▶ _AIM OF THE TASK_: Copy each line below that contains "scolarisation".

▶ _DATA TO PROCESS_:
■ ■ ■ ■ ■

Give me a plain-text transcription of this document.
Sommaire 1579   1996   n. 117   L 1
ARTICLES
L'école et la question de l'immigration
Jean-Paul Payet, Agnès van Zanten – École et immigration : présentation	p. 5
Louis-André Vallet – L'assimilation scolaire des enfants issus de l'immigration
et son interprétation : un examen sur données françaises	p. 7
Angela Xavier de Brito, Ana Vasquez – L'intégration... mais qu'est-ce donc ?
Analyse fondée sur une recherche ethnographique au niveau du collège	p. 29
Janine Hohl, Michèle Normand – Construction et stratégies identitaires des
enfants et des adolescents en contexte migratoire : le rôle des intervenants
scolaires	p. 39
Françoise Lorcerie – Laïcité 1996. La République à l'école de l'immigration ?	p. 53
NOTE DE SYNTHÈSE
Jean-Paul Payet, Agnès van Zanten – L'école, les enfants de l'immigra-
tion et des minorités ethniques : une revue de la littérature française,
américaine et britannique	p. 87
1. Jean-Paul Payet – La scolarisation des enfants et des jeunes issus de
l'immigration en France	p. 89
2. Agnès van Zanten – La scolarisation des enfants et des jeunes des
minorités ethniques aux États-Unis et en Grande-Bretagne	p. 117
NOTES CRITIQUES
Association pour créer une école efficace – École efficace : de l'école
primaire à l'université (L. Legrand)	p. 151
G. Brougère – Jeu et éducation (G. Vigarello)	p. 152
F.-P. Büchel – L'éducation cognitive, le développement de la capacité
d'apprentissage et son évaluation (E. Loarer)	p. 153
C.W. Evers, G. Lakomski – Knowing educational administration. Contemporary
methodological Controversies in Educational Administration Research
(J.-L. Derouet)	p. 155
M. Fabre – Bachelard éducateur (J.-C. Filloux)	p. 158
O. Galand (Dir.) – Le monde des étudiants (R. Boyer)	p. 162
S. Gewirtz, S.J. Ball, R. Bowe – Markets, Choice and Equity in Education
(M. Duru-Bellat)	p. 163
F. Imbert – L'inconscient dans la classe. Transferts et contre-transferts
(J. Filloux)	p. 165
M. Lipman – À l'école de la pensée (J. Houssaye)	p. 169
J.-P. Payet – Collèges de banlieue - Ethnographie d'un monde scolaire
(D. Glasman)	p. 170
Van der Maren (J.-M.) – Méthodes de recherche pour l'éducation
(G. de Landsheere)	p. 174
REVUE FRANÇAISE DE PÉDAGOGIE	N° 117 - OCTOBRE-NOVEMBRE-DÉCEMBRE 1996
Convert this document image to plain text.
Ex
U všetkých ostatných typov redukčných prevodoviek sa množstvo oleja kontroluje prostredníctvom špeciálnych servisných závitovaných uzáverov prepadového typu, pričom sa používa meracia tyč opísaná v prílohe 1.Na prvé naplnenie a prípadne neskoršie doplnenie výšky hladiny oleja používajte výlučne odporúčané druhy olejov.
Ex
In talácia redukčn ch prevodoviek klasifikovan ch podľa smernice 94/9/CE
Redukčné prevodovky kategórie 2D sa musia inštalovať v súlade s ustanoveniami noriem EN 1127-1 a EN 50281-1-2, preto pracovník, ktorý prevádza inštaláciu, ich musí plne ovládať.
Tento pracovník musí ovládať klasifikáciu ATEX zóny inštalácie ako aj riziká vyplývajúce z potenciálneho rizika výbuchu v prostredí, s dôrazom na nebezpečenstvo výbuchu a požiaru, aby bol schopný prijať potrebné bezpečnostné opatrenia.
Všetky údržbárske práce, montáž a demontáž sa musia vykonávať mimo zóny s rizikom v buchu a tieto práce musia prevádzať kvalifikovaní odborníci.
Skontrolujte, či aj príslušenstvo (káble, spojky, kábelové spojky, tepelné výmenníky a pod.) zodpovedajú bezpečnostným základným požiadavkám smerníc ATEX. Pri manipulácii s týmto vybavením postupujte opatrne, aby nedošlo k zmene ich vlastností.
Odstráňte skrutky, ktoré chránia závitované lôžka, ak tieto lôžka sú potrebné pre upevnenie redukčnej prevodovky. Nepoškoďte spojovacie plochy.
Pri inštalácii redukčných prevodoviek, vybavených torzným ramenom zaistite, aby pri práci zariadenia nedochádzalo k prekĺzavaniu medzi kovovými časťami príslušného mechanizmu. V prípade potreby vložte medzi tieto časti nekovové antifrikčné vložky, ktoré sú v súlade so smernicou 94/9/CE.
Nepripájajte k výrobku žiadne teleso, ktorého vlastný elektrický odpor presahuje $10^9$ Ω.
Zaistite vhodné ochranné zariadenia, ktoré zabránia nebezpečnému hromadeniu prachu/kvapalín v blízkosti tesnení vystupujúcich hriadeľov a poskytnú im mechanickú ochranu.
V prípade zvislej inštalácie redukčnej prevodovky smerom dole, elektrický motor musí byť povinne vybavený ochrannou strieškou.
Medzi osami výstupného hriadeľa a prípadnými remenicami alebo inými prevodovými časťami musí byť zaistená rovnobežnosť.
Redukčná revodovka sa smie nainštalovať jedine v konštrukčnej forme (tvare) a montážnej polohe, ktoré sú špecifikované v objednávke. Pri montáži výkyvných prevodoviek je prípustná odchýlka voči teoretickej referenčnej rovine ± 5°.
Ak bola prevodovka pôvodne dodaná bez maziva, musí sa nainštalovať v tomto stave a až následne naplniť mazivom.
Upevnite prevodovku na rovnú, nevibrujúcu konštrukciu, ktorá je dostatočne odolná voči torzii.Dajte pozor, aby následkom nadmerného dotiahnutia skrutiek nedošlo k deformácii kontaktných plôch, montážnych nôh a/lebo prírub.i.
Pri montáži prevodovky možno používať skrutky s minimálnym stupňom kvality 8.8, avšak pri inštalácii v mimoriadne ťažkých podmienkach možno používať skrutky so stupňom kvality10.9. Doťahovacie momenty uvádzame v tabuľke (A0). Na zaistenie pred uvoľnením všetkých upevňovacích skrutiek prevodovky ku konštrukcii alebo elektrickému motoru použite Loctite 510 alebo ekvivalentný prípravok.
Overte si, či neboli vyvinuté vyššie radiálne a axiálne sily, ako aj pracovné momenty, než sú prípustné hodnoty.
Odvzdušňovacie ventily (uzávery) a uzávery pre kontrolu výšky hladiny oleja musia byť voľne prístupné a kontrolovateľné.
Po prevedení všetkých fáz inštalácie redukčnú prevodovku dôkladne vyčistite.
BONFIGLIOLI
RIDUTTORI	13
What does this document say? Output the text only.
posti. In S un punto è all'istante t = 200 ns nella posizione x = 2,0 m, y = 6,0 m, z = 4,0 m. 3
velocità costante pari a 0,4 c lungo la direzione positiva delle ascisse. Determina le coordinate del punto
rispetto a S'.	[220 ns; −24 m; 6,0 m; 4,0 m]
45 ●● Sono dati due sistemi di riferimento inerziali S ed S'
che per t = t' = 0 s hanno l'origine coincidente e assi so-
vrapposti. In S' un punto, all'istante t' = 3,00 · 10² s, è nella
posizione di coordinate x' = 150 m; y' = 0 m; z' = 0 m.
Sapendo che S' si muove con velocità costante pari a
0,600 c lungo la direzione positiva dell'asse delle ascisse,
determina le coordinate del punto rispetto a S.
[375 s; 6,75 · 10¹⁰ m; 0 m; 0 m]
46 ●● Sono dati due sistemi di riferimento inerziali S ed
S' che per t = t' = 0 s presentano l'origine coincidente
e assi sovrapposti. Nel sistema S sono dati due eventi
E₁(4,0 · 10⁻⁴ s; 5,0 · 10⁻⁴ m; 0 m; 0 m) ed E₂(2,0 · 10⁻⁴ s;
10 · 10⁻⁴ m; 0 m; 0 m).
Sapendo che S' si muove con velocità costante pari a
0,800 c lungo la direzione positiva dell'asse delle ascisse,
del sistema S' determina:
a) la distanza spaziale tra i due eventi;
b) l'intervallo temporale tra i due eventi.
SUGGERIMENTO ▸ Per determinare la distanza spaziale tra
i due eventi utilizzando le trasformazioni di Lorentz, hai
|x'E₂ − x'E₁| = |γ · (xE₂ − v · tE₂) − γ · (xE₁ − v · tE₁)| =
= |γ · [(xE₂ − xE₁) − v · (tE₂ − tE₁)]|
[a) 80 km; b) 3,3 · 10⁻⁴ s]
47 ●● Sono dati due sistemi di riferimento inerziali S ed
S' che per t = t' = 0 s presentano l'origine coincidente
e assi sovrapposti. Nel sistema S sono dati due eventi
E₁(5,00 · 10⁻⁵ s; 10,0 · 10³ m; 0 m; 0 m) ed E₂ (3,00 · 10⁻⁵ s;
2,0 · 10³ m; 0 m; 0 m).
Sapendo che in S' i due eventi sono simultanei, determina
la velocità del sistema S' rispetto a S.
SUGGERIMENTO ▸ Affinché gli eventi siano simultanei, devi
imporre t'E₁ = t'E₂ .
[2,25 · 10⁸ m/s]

■ ■ ■ ■ ■

▶ _ANSWER IN FULL_:
1. Jean-Paul Payet – La scolarisation des enfants et des jeunes issus de
2. Agnès van Zanten – La scolarisation des enfants et des jeunes des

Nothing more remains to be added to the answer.